# Goal A
Return the part of the passive income text that starts at "- Dividends from" and ends at "indicate underlying issues.", word for word.

# Document excerpt
◇ ◇ ◇ ◇ ◇ ◇ ◇
Amid the current cost-of-living crisis, many Australians are seeking additional sources of income to help cover rising expenses for essentials like food, petrol, and energy. With inflation hitting 7.8% in 2022 and remaining stubbornly high at 5.2% in August 2023, alongside a significant increase in interest rates from 0.1% to 4.1% over the same period, household budgets are under intense pressure. Additionally, the end of the petrol excise cut and sharp increases in energy bills have only compounded the financial strain.
In this challenging economic environment, passive income streams offer a potential solution for those looking to supplement their earnings without the need for a significant time or resource commitment. Here's a closer look at what passive income entails, how to explore various investment options, and some popular avenues for Australians to consider.
What is Passive Income?
Passive income is money earned with minimal ongoing effort. While it usually requires an initial investment of time, money, or assets, it should need little maintenance once established. There are three main categories of passive income:
1. Investing: Earning returns from investments in high-interest savings accounts, term deposits, or the stock market.
2. Asset Sharing: Renting or selling assets you own, such as property or vehicles.
3. Asset Building: Creating revenue-generating content or products, such as blogs, eBooks, or online courses.
Each of these can be a viable way to generate additional income, depending on your resources and financial goals. Here are some popular passive income options in Australia.
- Dividends from Investments
Dividends are payments made by companies to their shareholders and can provide a reliable passive income stream. Australian companies, known for their liquidity, offer relatively easy trading opportunities.
- Dividend Yield: This is the return on your investment, expressed as a percentage. For example, a company with a share price of $100 that pays an annual dividend of $4 has a dividend yield of 4%. While some companies offer yields of 10% or more, it's important to be cautious—especially if a high yield is due to a falling share price, which could indicate underlying issues.
◇ ◇ ◇ ◇ ◇ ◇ ◇
# Records shown
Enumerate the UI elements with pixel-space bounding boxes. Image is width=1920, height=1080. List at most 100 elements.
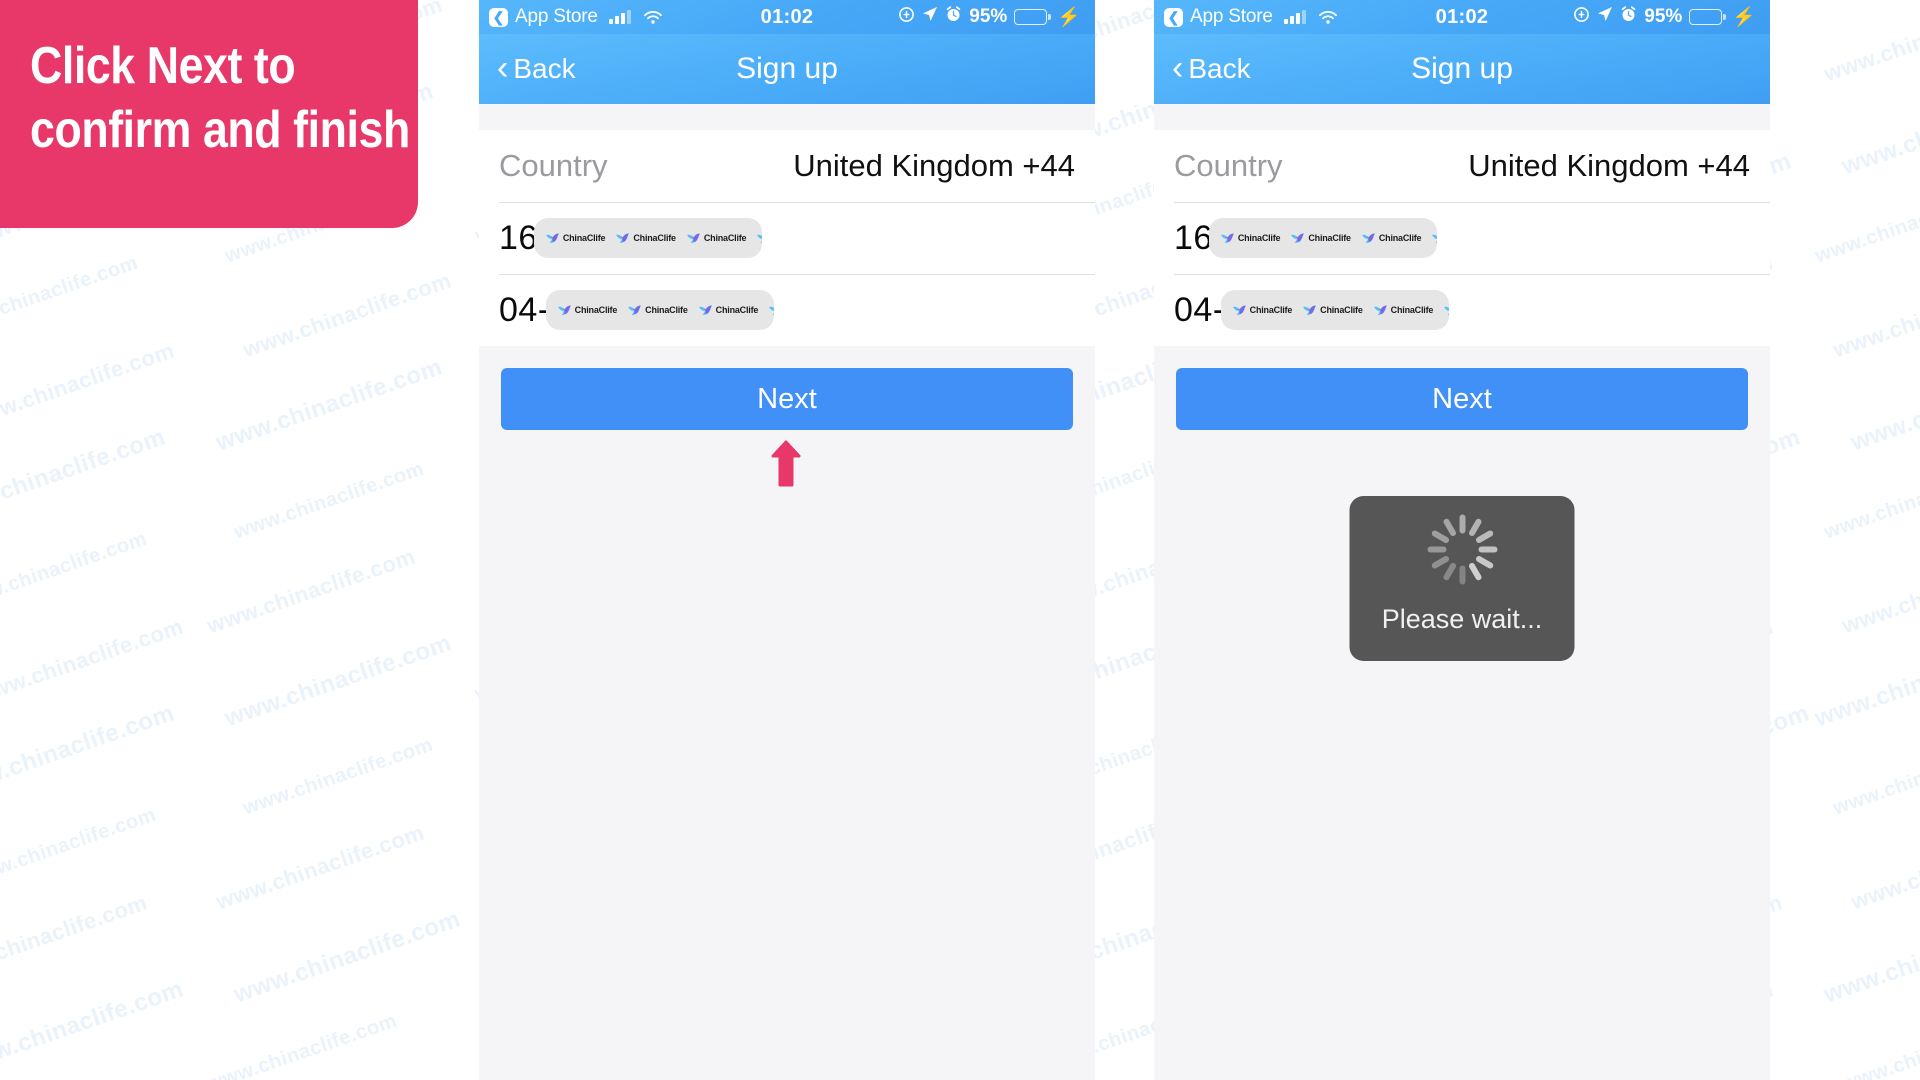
bird-logo-icon: ChinaClife — [1231, 302, 1292, 319]
bird-logo-icon: ChinaClife — [1360, 230, 1422, 247]
redaction-sticker: ChinaClife ChinaClife ChinaClife ChinaClife… — [1208, 218, 1437, 258]
battery-percent-label: 95% — [1644, 6, 1683, 27]
country-value: United Kingdom +44 — [793, 148, 1075, 183]
screen-body: Country United Kingdom +44 16 ChinaClife… — [479, 104, 1095, 1080]
next-button-container: Next — [1154, 346, 1770, 430]
location-arrow-icon — [922, 6, 938, 28]
wifi-icon — [643, 10, 663, 25]
status-bar-left: ❮ App Store — [1164, 6, 1338, 28]
bird-logo-icon: ChinaClife — [697, 302, 758, 319]
signup-form: Country United Kingdom +44 16 ChinaClife… — [479, 130, 1095, 346]
date-prefix: 04- — [1174, 290, 1225, 329]
country-row[interactable]: Country United Kingdom +44 — [479, 130, 1095, 202]
watermark-text: www.chinaclife.com — [1829, 267, 1920, 363]
status-bar-carrier: App Store — [1190, 6, 1273, 27]
watermark-text: www.chinaclife.com — [204, 1009, 400, 1080]
bird-logo-icon: ChinaClife — [1372, 302, 1433, 319]
watermark-text: www.chinaclife.com — [1838, 77, 1920, 181]
phone-screen-right: ❮ App Store 01:02 95% ⚡️ ‹ Back Sign up … — [1154, 0, 1770, 1080]
chevron-left-icon: ‹ — [497, 48, 509, 87]
watermark-text: www.chinaclife.com — [239, 267, 455, 363]
redaction-sticker: ChinaClife ChinaClife ChinaClife ChinaClife… — [1220, 290, 1449, 330]
back-label: Back — [513, 53, 576, 84]
cellular-signal-icon — [1283, 10, 1306, 24]
chevron-left-icon[interactable]: ❮ — [1164, 7, 1183, 27]
phone-number-prefix: 16 — [1174, 218, 1213, 257]
bird-logo-icon: ChinaClife — [685, 230, 747, 247]
watermark-text: www.chinaclife.com — [1820, 905, 1920, 1009]
bird-logo-icon: ChinaClife — [1301, 302, 1363, 319]
rotation-lock-icon — [898, 6, 915, 29]
redaction-sticker: ChinaClife ChinaClife ChinaClife ChinaClife… — [545, 290, 774, 330]
watermark-text: www.chinaclife.com — [212, 819, 428, 915]
watermark-text: www.chinaclife.com — [203, 543, 419, 639]
watermark-text: www.chinaclife.com — [231, 457, 427, 544]
next-button[interactable]: Next — [501, 368, 1073, 430]
loading-spinner-icon — [1425, 514, 1499, 596]
alarm-clock-icon — [945, 5, 962, 29]
instruction-callout: Click Next to confirm and finish — [0, 0, 418, 228]
location-arrow-icon — [1597, 6, 1613, 28]
status-bar-right: 95% ⚡️ — [898, 5, 1081, 29]
date-row[interactable]: 04- ChinaClifeChinaClifeChinaClifeChinaC… — [1154, 274, 1770, 346]
watermark-text: www.chinaclife.com — [1838, 543, 1920, 639]
status-bar-right: 95% ⚡️ — [1573, 5, 1756, 29]
phone-screen-left: ❮ App Store 01:02 95% ⚡️ ‹ Back Sign up … — [479, 0, 1095, 1080]
bird-logo-icon: ChinaClife — [614, 230, 676, 247]
date-row[interactable]: 04- ChinaClifeChinaClifeChinaClifeChinaC… — [479, 274, 1095, 346]
callout-line-2: confirm and finish — [30, 101, 410, 160]
date-prefix: 04- — [499, 290, 550, 329]
watermark-text: www.chinaclife.com — [1811, 629, 1920, 733]
callout-line-1: Click Next to — [30, 37, 296, 95]
bird-logo-icon: ChinaClife — [544, 230, 606, 247]
watermark-text: www.chinaclife.com — [1820, 0, 1920, 87]
back-button[interactable]: ‹ Back — [1172, 48, 1251, 87]
next-button[interactable]: Next — [1176, 368, 1748, 430]
rotation-lock-icon — [1573, 6, 1590, 29]
country-row[interactable]: Country United Kingdom +44 — [1154, 130, 1770, 202]
watermark-text: www.chinaclife.com — [240, 733, 436, 820]
watermark-text: www.chinaclife.com — [0, 527, 150, 614]
watermark-text: www.chinaclife.com — [0, 337, 178, 433]
back-button[interactable]: ‹ Back — [497, 48, 576, 87]
loading-modal: Please wait... — [1349, 496, 1575, 661]
lightning-bolt-icon: ⚡️ — [1732, 7, 1756, 28]
status-bar: ❮ App Store 01:02 95% ⚡️ — [1154, 0, 1770, 34]
watermark-text: www.chinaclife.com — [0, 423, 169, 527]
cellular-signal-icon — [608, 10, 631, 24]
watermark-text: www.chinaclife.com — [1839, 1009, 1920, 1080]
phone-number-row[interactable]: 16 ChinaClifeChinaClifeChinaClifeChinaCl… — [1154, 202, 1770, 274]
bird-logo-icon: ChinaClife — [755, 230, 762, 247]
chevron-left-icon: ‹ — [1172, 48, 1184, 87]
top-spacer — [1154, 104, 1770, 130]
bird-logo-icon: ChinaClife — [767, 302, 774, 319]
nav-bar: ‹ Back Sign up — [479, 34, 1095, 104]
watermark-text: www.chinaclife.com — [0, 889, 151, 985]
watermark-text: www.chinaclife.com — [221, 629, 455, 733]
watermark-text: www.chinaclife.com — [1830, 733, 1920, 820]
up-arrow-pointer-icon — [771, 440, 801, 488]
watermark-text: www.chinaclife.com — [0, 613, 187, 709]
country-label: Country — [499, 148, 608, 183]
phone-number-prefix: 16 — [499, 218, 538, 257]
bird-logo-icon: ChinaClife — [1219, 230, 1281, 247]
screen-body: Country United Kingdom +44 16 ChinaClife… — [1154, 104, 1770, 1080]
country-value: United Kingdom +44 — [1468, 148, 1750, 183]
bird-logo-icon: ChinaClife — [1430, 230, 1437, 247]
watermark-text: www.chinaclife.com — [212, 353, 446, 457]
back-label: Back — [1188, 53, 1251, 84]
phone-number-row[interactable]: 16 ChinaClifeChinaClifeChinaClifeChinaCl… — [479, 202, 1095, 274]
redaction-sticker: ChinaClife ChinaClife ChinaClife ChinaClife… — [533, 218, 762, 258]
status-bar: ❮ App Store 01:02 95% ⚡️ — [479, 0, 1095, 34]
watermark-text: www.chinaclife.com — [0, 251, 141, 338]
watermark-text: www.chinaclife.com — [1847, 819, 1920, 915]
wifi-icon — [1318, 10, 1338, 25]
watermark-text: www.chinaclife.com — [1847, 353, 1920, 457]
loading-message: Please wait... — [1381, 604, 1543, 634]
chevron-left-icon[interactable]: ❮ — [489, 7, 508, 27]
bird-logo-icon: ChinaClife — [626, 302, 688, 319]
bird-logo-icon: ChinaClife — [1289, 230, 1351, 247]
status-bar-left: ❮ App Store — [489, 6, 663, 28]
watermark-text: www.chinaclife.com — [230, 905, 464, 1009]
battery-icon — [1689, 9, 1723, 25]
◇ ◇ ◇ ◇ ◇ ◇ ◇
# Goal B
Update the lines of the records starting at the line containing "bird-logo-icon: ChinaClife — [1231, 302, 1292, 319]" and ending at the line containing "loading-spinner-icon — [1425, 514, 1499, 596]", replacing "redaction-sticker" with "redaction-overlay" and leaving everything else unchanged. Return only those lines.

# Final answer A
- Dividends from Investments
Dividends are payments made by companies to their shareholders and can provide a reliable passive income stream. Australian companies, known for their liquidity, offer relatively easy trading opportunities.
- Dividend Yield: This is the return on your investment, expressed as a percentage. For example, a company with a share price of $100 that pays an annual dividend of $4 has a dividend yield of 4%. While some companies offer yields of 10% or more, it's important to be cautious—especially if a high yield is due to a falling share price, which could indicate underlying issues.

# Final answer B
bird-logo-icon: ChinaClife — [1231, 302, 1292, 319]
bird-logo-icon: ChinaClife — [1360, 230, 1422, 247]
redaction-overlay: ChinaClife ChinaClife ChinaClife ChinaClife… — [1208, 218, 1437, 258]
battery-percent-label: 95% — [1644, 6, 1683, 27]
country-value: United Kingdom +44 — [793, 148, 1075, 183]
screen-body: Country United Kingdom +44 16 ChinaClife… — [479, 104, 1095, 1080]
next-button-container: Next — [1154, 346, 1770, 430]
location-arrow-icon — [922, 6, 938, 28]
wifi-icon — [643, 10, 663, 25]
status-bar-left: ❮ App Store — [1164, 6, 1338, 28]
bird-logo-icon: ChinaClife — [697, 302, 758, 319]
signup-form: Country United Kingdom +44 16 ChinaClife… — [479, 130, 1095, 346]
date-prefix: 04- — [1174, 290, 1225, 329]
country-row[interactable]: Country United Kingdom +44 — [479, 130, 1095, 202]
watermark-text: www.chinaclife.com — [1829, 267, 1920, 363]
status-bar-carrier: App Store — [1190, 6, 1273, 27]
watermark-text: www.chinaclife.com — [204, 1009, 400, 1080]
bird-logo-icon: ChinaClife — [1372, 302, 1433, 319]
watermark-text: www.chinaclife.com — [1838, 77, 1920, 181]
phone-screen-right: ❮ App Store 01:02 95% ⚡️ ‹ Back Sign up … — [1154, 0, 1770, 1080]
chevron-left-icon: ‹ — [497, 48, 509, 87]
watermark-text: www.chinaclife.com — [239, 267, 455, 363]
redaction-overlay: ChinaClife ChinaClife ChinaClife ChinaClife… — [1220, 290, 1449, 330]
back-label: Back — [513, 53, 576, 84]
cellular-signal-icon — [1283, 10, 1306, 24]
chevron-left-icon[interactable]: ❮ — [1164, 7, 1183, 27]
phone-number-prefix: 16 — [1174, 218, 1213, 257]
bird-logo-icon: ChinaClife — [685, 230, 747, 247]
watermark-text: www.chinaclife.com — [1820, 905, 1920, 1009]
bird-logo-icon: ChinaClife — [1301, 302, 1363, 319]
rotation-lock-icon — [898, 6, 915, 29]
redaction-overlay: ChinaClife ChinaClife ChinaClife ChinaClife… — [545, 290, 774, 330]
watermark-text: www.chinaclife.com — [212, 819, 428, 915]
watermark-text: www.chinaclife.com — [203, 543, 419, 639]
watermark-text: www.chinaclife.com — [231, 457, 427, 544]
next-button[interactable]: Next — [501, 368, 1073, 430]
loading-spinner-icon — [1425, 514, 1499, 596]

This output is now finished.